Instructions for the task:
Quote the full listing word for word.

Input for this task:
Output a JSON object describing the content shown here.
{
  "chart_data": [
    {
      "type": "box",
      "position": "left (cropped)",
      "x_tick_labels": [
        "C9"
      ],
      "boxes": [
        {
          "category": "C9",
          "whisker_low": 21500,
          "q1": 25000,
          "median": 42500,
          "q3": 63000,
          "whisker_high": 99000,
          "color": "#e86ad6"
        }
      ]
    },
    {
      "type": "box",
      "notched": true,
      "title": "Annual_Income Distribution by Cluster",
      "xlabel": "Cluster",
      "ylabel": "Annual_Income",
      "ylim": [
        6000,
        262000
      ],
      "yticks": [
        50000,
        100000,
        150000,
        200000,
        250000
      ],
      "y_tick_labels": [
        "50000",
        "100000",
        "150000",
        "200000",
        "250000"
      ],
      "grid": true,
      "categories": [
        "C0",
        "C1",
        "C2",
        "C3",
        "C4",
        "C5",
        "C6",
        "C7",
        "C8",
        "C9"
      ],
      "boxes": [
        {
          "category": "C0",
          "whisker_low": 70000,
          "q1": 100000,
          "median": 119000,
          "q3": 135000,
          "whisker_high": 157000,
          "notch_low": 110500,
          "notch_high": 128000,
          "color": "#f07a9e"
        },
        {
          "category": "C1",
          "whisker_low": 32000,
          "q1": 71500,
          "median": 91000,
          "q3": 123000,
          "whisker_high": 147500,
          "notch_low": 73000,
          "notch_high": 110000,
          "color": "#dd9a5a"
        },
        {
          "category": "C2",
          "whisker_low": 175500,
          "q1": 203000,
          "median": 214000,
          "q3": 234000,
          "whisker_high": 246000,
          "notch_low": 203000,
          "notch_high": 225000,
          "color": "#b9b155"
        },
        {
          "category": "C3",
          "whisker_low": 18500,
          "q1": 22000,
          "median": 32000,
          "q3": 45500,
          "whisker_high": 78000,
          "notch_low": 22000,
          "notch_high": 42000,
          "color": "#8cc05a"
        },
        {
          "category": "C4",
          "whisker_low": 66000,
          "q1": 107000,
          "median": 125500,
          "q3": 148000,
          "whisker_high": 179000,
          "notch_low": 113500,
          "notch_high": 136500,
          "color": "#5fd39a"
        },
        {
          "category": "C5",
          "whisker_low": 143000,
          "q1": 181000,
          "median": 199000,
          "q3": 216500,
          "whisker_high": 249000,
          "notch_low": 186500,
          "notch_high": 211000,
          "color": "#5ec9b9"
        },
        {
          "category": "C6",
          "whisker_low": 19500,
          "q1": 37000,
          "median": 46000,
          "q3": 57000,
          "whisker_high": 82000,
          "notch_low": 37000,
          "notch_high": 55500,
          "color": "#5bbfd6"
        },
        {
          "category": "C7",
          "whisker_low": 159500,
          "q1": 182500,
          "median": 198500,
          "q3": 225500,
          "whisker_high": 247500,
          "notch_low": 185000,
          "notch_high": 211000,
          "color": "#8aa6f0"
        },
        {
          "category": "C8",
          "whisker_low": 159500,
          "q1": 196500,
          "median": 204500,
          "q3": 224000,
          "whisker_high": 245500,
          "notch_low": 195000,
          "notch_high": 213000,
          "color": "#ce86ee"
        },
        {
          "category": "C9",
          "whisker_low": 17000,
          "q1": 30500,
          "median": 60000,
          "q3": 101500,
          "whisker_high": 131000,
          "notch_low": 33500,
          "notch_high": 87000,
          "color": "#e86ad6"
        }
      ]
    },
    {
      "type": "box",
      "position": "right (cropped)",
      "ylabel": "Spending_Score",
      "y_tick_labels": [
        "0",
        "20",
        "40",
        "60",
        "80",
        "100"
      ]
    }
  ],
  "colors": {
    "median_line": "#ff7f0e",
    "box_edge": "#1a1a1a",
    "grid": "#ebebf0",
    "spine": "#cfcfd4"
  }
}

The completed task:
Output a JSON object describing the content shown here.
{
  "chart_data": [
    {
      "type": "box",
      "position": "left (cropped)",
      "x_tick_labels": [
        "C9"
      ],
      "boxes": [
        {
          "category": "C9",
          "whisker_low": 21500,
          "q1": 25000,
          "median": 42500,
          "q3": 63000,
          "whisker_high": 99000,
          "color": "#e86ad6"
        }
      ]
    },
    {
      "type": "box",
      "notched": true,
      "title": "Annual_Income Distribution by Cluster",
      "xlabel": "Cluster",
      "ylabel": "Annual_Income",
      "ylim": [
        6000,
        262000
      ],
      "yticks": [
        50000,
        100000,
        150000,
        200000,
        250000
      ],
      "y_tick_labels": [
        "50000",
        "100000",
        "150000",
        "200000",
        "250000"
      ],
      "grid": true,
      "categories": [
        "C0",
        "C1",
        "C2",
        "C3",
        "C4",
        "C5",
        "C6",
        "C7",
        "C8",
        "C9"
      ],
      "boxes": [
        {
          "category": "C0",
          "whisker_low": 70000,
          "q1": 100000,
          "median": 119000,
          "q3": 135000,
          "whisker_high": 157000,
          "notch_low": 110500,
          "notch_high": 128000,
          "color": "#f07a9e"
        },
        {
          "category": "C1",
          "whisker_low": 32000,
          "q1": 71500,
          "median": 91000,
          "q3": 123000,
          "whisker_high": 147500,
          "notch_low": 73000,
          "notch_high": 110000,
          "color": "#dd9a5a"
        },
        {
          "category": "C2",
          "whisker_low": 175500,
          "q1": 203000,
          "median": 214000,
          "q3": 234000,
          "whisker_high": 246000,
          "notch_low": 203000,
          "notch_high": 225000,
          "color": "#b9b155"
        },
        {
          "category": "C3",
          "whisker_low": 18500,
          "q1": 22000,
          "median": 32000,
          "q3": 45500,
          "whisker_high": 78000,
          "notch_low": 22000,
          "notch_high": 42000,
          "color": "#8cc05a"
        },
        {
          "category": "C4",
          "whisker_low": 66000,
          "q1": 107000,
          "median": 125500,
          "q3": 148000,
          "whisker_high": 179000,
          "notch_low": 113500,
          "notch_high": 136500,
          "color": "#5fd39a"
        },
        {
          "category": "C5",
          "whisker_low": 143000,
          "q1": 181000,
          "median": 199000,
          "q3": 216500,
          "whisker_high": 249000,
          "notch_low": 186500,
          "notch_high": 211000,
          "color": "#5ec9b9"
        },
        {
          "category": "C6",
          "whisker_low": 19500,
          "q1": 37000,
          "median": 46000,
          "q3": 57000,
          "whisker_high": 82000,
          "notch_low": 37000,
          "notch_high": 55500,
          "color": "#5bbfd6"
        },
        {
          "category": "C7",
          "whisker_low": 159500,
          "q1": 182500,
          "median": 198500,
          "q3": 225500,
          "whisker_high": 247500,
          "notch_low": 185000,
          "notch_high": 211000,
          "color": "#8aa6f0"
        },
        {
          "category": "C8",
          "whisker_low": 159500,
          "q1": 196500,
          "median": 204500,
          "q3": 224000,
          "whisker_high": 245500,
          "notch_low": 195000,
          "notch_high": 213000,
          "color": "#ce86ee"
        },
        {
          "category": "C9",
          "whisker_low": 17000,
          "q1": 30500,
          "median": 60000,
          "q3": 101500,
          "whisker_high": 131000,
          "notch_low": 33500,
          "notch_high": 87000,
          "color": "#e86ad6"
        }
      ]
    },
    {
      "type": "box",
      "position": "right (cropped)",
      "ylabel": "Spending_Score",
      "y_tick_labels": [
        "0",
        "20",
        "40",
        "60",
        "80",
        "100"
      ]
    }
  ],
  "colors": {
    "median_line": "#ff7f0e",
    "box_edge": "#1a1a1a",
    "grid": "#ebebf0",
    "spine": "#cfcfd4"
  }
}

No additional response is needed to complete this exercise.